▶ **GOAL**: Check each line below for the word "funérailles", and copy those that have it.

▶ **EXTRACTED ENTRIES**:

——

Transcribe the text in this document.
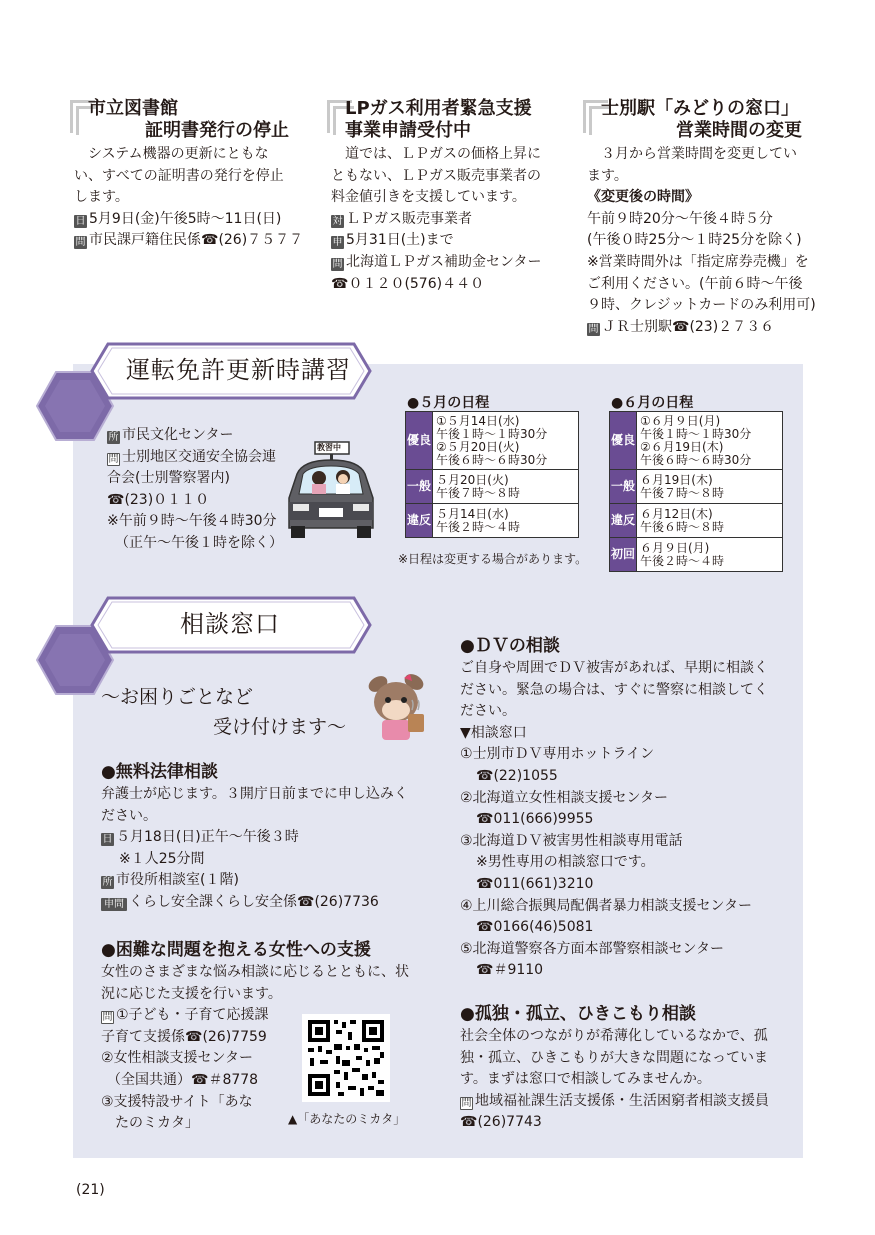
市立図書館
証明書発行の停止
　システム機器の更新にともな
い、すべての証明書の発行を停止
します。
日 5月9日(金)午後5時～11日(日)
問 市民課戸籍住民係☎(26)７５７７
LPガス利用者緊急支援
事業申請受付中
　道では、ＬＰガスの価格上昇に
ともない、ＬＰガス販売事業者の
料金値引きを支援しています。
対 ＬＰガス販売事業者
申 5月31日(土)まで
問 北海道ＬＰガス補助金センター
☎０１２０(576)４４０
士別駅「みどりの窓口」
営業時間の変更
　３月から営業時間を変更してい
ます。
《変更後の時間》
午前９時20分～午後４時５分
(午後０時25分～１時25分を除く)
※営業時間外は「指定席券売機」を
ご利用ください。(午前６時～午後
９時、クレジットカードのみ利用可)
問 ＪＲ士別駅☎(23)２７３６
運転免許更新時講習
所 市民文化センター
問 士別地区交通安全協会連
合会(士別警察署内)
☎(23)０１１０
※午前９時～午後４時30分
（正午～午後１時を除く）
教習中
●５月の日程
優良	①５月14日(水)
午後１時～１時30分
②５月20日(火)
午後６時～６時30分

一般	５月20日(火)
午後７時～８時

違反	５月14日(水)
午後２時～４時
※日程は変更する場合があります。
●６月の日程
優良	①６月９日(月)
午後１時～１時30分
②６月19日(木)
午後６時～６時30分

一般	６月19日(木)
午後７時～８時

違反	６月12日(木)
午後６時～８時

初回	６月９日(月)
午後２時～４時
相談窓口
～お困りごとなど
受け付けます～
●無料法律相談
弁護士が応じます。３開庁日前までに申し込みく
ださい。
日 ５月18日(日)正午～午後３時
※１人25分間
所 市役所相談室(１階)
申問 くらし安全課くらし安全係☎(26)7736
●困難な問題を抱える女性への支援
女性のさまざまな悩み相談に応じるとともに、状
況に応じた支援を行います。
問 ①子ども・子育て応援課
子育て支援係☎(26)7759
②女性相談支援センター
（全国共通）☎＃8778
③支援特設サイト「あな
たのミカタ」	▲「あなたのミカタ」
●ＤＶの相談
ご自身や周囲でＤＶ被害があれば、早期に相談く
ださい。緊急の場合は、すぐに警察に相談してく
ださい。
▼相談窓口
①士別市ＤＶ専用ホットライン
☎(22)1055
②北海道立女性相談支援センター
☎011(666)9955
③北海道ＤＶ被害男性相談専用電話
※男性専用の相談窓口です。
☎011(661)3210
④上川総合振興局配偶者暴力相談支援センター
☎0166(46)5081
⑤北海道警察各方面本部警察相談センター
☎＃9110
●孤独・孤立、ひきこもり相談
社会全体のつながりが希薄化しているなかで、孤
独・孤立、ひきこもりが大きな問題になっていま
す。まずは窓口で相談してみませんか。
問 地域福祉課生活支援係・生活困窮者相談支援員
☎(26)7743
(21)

——

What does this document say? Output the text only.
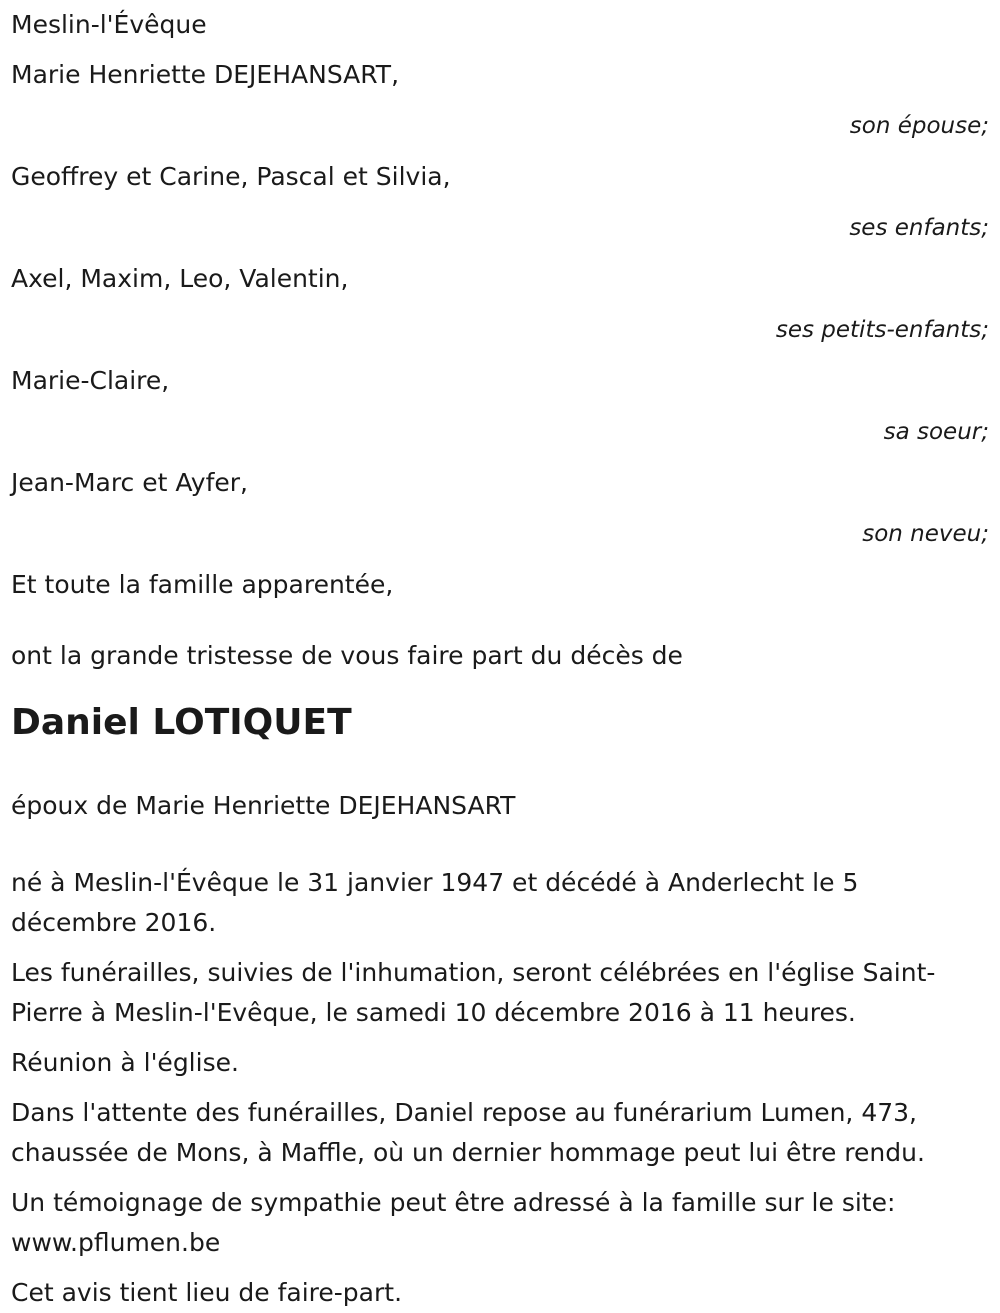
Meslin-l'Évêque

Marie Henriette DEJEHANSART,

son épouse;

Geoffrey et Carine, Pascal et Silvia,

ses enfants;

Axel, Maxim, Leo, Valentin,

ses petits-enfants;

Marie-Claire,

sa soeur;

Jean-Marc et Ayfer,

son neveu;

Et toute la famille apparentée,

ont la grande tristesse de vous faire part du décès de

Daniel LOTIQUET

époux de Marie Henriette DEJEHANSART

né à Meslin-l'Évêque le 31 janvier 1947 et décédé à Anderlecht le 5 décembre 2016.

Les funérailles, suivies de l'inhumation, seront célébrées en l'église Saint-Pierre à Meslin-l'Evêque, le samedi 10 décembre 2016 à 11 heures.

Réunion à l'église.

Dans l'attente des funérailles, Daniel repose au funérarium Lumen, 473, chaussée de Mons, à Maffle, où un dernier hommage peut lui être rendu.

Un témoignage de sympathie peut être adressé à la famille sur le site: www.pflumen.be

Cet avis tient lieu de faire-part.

——

▶ **THE RESULT**:
Les funérailles, suivies de l'inhumation, seront célébrées en l'église Saint-Pierre à Meslin-l'Evêque, le samedi 10 décembre 2016 à 11 heures.
Dans l'attente des funérailles, Daniel repose au funérarium Lumen, 473, chaussée de Mons, à Maffle, où un dernier hommage peut lui être rendu.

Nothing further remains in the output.